§ Aim of the exercise
Copy out each line below that has the word "законам" in it.

§ Data listing
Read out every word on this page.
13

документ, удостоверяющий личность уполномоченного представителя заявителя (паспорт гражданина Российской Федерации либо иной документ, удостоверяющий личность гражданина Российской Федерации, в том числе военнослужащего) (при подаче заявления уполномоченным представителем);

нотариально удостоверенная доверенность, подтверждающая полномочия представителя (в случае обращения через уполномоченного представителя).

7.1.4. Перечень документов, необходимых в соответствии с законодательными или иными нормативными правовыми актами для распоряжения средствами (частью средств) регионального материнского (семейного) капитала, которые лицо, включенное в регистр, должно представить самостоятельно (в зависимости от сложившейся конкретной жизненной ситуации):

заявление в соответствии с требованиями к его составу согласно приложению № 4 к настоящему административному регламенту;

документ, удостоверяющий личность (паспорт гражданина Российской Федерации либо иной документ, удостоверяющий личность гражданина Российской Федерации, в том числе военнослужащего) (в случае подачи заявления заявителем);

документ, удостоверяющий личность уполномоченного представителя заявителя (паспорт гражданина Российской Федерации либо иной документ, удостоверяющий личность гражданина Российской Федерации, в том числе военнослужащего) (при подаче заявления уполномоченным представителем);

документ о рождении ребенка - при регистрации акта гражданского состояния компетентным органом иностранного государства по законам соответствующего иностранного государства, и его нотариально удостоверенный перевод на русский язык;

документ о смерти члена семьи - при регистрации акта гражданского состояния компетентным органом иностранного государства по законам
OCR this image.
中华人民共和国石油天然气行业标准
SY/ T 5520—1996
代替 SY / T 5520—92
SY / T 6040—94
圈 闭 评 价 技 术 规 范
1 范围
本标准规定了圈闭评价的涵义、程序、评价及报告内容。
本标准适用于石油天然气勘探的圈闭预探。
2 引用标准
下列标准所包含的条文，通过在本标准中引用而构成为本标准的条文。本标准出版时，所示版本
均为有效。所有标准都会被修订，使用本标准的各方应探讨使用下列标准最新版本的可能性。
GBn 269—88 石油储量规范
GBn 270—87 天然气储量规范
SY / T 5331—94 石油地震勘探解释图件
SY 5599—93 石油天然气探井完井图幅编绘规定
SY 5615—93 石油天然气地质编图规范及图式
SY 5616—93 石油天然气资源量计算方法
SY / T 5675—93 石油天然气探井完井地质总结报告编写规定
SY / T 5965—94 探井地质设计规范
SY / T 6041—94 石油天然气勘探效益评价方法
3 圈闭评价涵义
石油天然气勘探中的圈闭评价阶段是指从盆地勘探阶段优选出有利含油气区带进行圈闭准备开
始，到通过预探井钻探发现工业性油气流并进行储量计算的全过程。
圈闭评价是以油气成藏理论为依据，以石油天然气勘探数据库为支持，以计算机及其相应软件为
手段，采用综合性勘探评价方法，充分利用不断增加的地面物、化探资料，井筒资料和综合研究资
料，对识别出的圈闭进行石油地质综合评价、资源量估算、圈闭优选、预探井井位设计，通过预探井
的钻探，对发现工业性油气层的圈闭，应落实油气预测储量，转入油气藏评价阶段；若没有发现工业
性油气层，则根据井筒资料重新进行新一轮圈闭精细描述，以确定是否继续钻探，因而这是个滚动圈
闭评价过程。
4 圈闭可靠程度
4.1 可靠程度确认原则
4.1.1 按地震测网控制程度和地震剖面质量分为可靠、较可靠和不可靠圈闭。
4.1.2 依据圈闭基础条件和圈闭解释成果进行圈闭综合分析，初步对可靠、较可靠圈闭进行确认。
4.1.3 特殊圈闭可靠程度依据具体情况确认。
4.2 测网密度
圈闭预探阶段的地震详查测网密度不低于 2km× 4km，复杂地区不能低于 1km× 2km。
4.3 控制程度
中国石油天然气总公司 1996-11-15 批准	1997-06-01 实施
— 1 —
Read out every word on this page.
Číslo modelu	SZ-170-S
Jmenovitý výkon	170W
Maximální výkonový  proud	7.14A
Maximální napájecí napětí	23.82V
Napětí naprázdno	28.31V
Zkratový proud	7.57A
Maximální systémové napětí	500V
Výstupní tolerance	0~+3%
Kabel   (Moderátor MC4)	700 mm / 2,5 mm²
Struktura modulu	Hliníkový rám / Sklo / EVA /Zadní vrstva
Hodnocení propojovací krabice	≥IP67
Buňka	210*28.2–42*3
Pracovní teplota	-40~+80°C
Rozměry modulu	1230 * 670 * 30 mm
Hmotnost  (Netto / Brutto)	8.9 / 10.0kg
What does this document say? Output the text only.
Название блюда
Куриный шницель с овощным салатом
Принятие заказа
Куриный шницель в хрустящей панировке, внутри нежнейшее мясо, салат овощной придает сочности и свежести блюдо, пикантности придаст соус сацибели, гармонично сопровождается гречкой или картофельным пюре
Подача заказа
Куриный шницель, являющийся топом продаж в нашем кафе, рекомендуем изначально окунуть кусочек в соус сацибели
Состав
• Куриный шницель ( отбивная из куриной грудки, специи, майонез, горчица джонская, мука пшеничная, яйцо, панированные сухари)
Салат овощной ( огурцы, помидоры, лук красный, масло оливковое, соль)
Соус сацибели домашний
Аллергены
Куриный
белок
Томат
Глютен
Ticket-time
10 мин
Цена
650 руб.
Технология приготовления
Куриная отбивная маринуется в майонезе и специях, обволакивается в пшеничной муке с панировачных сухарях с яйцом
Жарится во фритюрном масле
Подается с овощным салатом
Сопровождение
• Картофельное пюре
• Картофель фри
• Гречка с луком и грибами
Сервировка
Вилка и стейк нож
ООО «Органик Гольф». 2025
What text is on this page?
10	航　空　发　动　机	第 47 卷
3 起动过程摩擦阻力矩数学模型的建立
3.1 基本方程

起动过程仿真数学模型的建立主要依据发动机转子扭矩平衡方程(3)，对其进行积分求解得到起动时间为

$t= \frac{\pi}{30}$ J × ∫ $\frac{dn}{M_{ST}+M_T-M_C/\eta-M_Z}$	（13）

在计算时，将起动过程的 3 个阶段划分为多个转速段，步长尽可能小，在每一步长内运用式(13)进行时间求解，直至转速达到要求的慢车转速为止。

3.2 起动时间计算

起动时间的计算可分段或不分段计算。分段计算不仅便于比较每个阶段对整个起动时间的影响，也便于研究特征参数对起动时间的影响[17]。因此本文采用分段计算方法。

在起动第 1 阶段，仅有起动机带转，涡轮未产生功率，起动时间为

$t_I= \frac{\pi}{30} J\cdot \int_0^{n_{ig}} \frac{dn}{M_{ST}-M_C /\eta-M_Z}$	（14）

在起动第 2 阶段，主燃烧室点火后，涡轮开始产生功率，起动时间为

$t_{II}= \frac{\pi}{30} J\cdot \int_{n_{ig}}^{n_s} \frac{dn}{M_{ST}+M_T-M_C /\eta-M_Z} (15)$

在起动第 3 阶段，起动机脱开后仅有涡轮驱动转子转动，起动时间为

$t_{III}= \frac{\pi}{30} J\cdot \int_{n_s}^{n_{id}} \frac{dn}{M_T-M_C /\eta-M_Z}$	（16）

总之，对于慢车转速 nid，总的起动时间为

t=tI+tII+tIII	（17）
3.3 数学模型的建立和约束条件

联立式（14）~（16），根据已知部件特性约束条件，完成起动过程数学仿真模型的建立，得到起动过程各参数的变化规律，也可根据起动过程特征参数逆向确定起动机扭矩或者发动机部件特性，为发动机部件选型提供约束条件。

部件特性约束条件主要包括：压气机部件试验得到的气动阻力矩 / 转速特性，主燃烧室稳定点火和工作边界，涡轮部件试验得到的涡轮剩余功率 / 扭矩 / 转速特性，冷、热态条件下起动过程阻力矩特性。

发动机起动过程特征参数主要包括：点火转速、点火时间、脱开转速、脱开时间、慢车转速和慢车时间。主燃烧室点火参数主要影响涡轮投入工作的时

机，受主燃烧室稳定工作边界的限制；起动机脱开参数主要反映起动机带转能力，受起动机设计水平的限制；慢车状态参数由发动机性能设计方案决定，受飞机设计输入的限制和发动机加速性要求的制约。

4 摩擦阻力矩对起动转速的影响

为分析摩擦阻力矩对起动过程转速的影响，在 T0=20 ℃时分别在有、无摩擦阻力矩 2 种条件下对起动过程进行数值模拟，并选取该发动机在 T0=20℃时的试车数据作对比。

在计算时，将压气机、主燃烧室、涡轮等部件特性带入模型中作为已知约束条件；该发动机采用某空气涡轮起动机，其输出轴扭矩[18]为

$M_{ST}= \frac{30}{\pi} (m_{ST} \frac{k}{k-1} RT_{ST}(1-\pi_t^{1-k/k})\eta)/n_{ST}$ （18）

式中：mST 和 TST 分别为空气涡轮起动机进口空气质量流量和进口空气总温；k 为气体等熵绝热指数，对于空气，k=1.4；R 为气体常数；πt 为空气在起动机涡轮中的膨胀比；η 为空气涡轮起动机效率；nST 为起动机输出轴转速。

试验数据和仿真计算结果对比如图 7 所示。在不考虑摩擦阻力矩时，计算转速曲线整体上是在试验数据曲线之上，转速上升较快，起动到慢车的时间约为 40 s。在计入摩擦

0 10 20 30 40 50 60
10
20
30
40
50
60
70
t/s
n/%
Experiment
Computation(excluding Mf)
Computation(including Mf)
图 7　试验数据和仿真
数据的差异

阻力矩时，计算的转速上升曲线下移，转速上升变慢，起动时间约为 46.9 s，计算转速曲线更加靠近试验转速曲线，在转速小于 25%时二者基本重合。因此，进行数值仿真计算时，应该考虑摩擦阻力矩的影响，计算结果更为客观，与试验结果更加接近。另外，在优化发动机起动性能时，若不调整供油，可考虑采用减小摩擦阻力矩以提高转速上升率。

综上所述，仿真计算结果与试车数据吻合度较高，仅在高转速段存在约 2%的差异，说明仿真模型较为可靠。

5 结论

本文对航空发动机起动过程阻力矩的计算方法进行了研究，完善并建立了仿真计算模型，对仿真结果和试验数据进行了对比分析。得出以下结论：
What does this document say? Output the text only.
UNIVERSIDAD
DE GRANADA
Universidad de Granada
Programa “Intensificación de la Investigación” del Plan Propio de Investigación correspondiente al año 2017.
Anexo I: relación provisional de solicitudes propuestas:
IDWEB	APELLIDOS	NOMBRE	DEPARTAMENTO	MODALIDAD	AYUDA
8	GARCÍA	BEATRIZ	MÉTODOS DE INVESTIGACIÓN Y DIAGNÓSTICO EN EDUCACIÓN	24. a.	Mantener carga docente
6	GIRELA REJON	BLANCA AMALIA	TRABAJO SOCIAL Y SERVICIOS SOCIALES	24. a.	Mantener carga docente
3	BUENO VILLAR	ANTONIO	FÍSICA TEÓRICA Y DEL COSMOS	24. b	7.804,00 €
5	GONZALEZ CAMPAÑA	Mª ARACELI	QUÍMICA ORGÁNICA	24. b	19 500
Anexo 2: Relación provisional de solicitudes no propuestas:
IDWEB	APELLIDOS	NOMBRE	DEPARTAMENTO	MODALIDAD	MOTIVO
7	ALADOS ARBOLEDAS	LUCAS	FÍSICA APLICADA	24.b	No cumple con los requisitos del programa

§ Task solution
документ о рождении ребенка - при регистрации акта гражданского состояния компетентным органом иностранного государства по законам соответствующего иностранного государства, и его нотариально удостоверенный перевод на русский язык;
документ о смерти члена семьи - при регистрации акта гражданского состояния компетентным органом иностранного государства по законам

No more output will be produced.